- _EXERCISE_:
Each record below should appear again exactly as written.

- _EXTRACTED ENTRIES_:
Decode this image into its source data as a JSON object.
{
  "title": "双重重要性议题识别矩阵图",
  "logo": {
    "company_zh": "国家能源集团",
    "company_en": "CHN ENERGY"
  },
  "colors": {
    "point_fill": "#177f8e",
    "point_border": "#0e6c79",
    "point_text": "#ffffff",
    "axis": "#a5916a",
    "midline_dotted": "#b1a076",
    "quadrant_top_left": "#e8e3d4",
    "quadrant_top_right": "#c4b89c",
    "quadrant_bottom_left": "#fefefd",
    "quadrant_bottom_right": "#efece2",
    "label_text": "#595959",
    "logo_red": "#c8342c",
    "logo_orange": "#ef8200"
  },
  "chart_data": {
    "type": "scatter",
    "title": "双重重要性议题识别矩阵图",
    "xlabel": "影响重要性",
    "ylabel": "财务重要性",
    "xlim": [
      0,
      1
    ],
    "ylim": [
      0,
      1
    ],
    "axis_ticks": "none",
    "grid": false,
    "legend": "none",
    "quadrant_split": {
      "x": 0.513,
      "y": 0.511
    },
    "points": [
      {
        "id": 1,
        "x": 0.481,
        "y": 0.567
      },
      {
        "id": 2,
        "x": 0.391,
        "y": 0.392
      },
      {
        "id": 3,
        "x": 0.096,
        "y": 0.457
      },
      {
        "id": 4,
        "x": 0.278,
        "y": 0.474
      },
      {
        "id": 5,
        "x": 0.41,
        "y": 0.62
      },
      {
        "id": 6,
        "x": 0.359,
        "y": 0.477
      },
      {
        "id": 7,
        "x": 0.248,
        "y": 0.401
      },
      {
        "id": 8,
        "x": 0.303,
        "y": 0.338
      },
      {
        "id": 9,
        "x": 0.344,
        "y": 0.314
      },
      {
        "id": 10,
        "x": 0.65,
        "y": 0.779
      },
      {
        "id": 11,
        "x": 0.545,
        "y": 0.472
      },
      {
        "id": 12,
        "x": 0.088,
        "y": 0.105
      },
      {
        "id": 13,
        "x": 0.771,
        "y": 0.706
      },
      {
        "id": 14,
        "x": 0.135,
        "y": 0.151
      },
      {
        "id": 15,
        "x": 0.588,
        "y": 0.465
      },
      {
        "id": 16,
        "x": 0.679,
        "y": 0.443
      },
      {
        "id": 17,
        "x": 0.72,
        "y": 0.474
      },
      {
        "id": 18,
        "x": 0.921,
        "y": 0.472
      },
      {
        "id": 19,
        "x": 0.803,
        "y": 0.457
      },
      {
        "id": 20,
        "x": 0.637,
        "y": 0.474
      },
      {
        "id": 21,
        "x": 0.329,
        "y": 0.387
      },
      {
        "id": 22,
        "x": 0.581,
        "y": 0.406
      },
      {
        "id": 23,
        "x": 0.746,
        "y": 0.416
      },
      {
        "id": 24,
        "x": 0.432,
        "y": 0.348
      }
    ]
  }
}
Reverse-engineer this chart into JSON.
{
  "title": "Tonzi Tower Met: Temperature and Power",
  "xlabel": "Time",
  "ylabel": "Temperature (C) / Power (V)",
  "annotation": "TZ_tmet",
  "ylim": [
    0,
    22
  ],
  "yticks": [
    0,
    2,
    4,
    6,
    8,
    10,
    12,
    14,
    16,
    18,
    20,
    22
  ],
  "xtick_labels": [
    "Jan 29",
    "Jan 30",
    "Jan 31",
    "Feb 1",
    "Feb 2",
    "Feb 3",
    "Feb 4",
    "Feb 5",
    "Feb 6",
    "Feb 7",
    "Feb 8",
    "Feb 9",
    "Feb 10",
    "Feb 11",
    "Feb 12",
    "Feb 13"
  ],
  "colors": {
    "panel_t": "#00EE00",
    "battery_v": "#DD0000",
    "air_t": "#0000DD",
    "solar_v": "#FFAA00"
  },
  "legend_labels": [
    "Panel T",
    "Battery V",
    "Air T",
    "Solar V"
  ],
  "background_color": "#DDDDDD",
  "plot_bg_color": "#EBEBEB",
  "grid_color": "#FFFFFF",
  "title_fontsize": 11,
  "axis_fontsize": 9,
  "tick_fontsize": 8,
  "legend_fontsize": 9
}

- _WRITTEN RESPONSE_:
Decode this image into its source data as a JSON object.
{
  "title": "双重重要性议题识别矩阵图",
  "logo": {
    "company_zh": "国家能源集团",
    "company_en": "CHN ENERGY"
  },
  "colors": {
    "point_fill": "#177f8e",
    "point_border": "#0e6c79",
    "point_text": "#ffffff",
    "axis": "#a5916a",
    "midline_dotted": "#b1a076",
    "quadrant_top_left": "#e8e3d4",
    "quadrant_top_right": "#c4b89c",
    "quadrant_bottom_left": "#fefefd",
    "quadrant_bottom_right": "#efece2",
    "label_text": "#595959",
    "logo_red": "#c8342c",
    "logo_orange": "#ef8200"
  },
  "chart_data": {
    "type": "scatter",
    "title": "双重重要性议题识别矩阵图",
    "xlabel": "影响重要性",
    "ylabel": "财务重要性",
    "xlim": [
      0,
      1
    ],
    "ylim": [
      0,
      1
    ],
    "axis_ticks": "none",
    "grid": false,
    "legend": "none",
    "quadrant_split": {
      "x": 0.513,
      "y": 0.511
    },
    "points": [
      {
        "id": 1,
        "x": 0.481,
        "y": 0.567
      },
      {
        "id": 2,
        "x": 0.391,
        "y": 0.392
      },
      {
        "id": 3,
        "x": 0.096,
        "y": 0.457
      },
      {
        "id": 4,
        "x": 0.278,
        "y": 0.474
      },
      {
        "id": 5,
        "x": 0.41,
        "y": 0.62
      },
      {
        "id": 6,
        "x": 0.359,
        "y": 0.477
      },
      {
        "id": 7,
        "x": 0.248,
        "y": 0.401
      },
      {
        "id": 8,
        "x": 0.303,
        "y": 0.338
      },
      {
        "id": 9,
        "x": 0.344,
        "y": 0.314
      },
      {
        "id": 10,
        "x": 0.65,
        "y": 0.779
      },
      {
        "id": 11,
        "x": 0.545,
        "y": 0.472
      },
      {
        "id": 12,
        "x": 0.088,
        "y": 0.105
      },
      {
        "id": 13,
        "x": 0.771,
        "y": 0.706
      },
      {
        "id": 14,
        "x": 0.135,
        "y": 0.151
      },
      {
        "id": 15,
        "x": 0.588,
        "y": 0.465
      },
      {
        "id": 16,
        "x": 0.679,
        "y": 0.443
      },
      {
        "id": 17,
        "x": 0.72,
        "y": 0.474
      },
      {
        "id": 18,
        "x": 0.921,
        "y": 0.472
      },
      {
        "id": 19,
        "x": 0.803,
        "y": 0.457
      },
      {
        "id": 20,
        "x": 0.637,
        "y": 0.474
      },
      {
        "id": 21,
        "x": 0.329,
        "y": 0.387
      },
      {
        "id": 22,
        "x": 0.581,
        "y": 0.406
      },
      {
        "id": 23,
        "x": 0.746,
        "y": 0.416
      },
      {
        "id": 24,
        "x": 0.432,
        "y": 0.348
      }
    ]
  }
}
Reverse-engineer this chart into JSON.
{
  "title": "Tonzi Tower Met: Temperature and Power",
  "xlabel": "Time",
  "ylabel": "Temperature (C) / Power (V)",
  "annotation": "TZ_tmet",
  "ylim": [
    0,
    22
  ],
  "yticks": [
    0,
    2,
    4,
    6,
    8,
    10,
    12,
    14,
    16,
    18,
    20,
    22
  ],
  "xtick_labels": [
    "Jan 29",
    "Jan 30",
    "Jan 31",
    "Feb 1",
    "Feb 2",
    "Feb 3",
    "Feb 4",
    "Feb 5",
    "Feb 6",
    "Feb 7",
    "Feb 8",
    "Feb 9",
    "Feb 10",
    "Feb 11",
    "Feb 12",
    "Feb 13"
  ],
  "colors": {
    "panel_t": "#00EE00",
    "battery_v": "#DD0000",
    "air_t": "#0000DD",
    "solar_v": "#FFAA00"
  },
  "legend_labels": [
    "Panel T",
    "Battery V",
    "Air T",
    "Solar V"
  ],
  "background_color": "#DDDDDD",
  "plot_bg_color": "#EBEBEB",
  "grid_color": "#FFFFFF",
  "title_fontsize": 11,
  "axis_fontsize": 9,
  "tick_fontsize": 8,
  "legend_fontsize": 9
}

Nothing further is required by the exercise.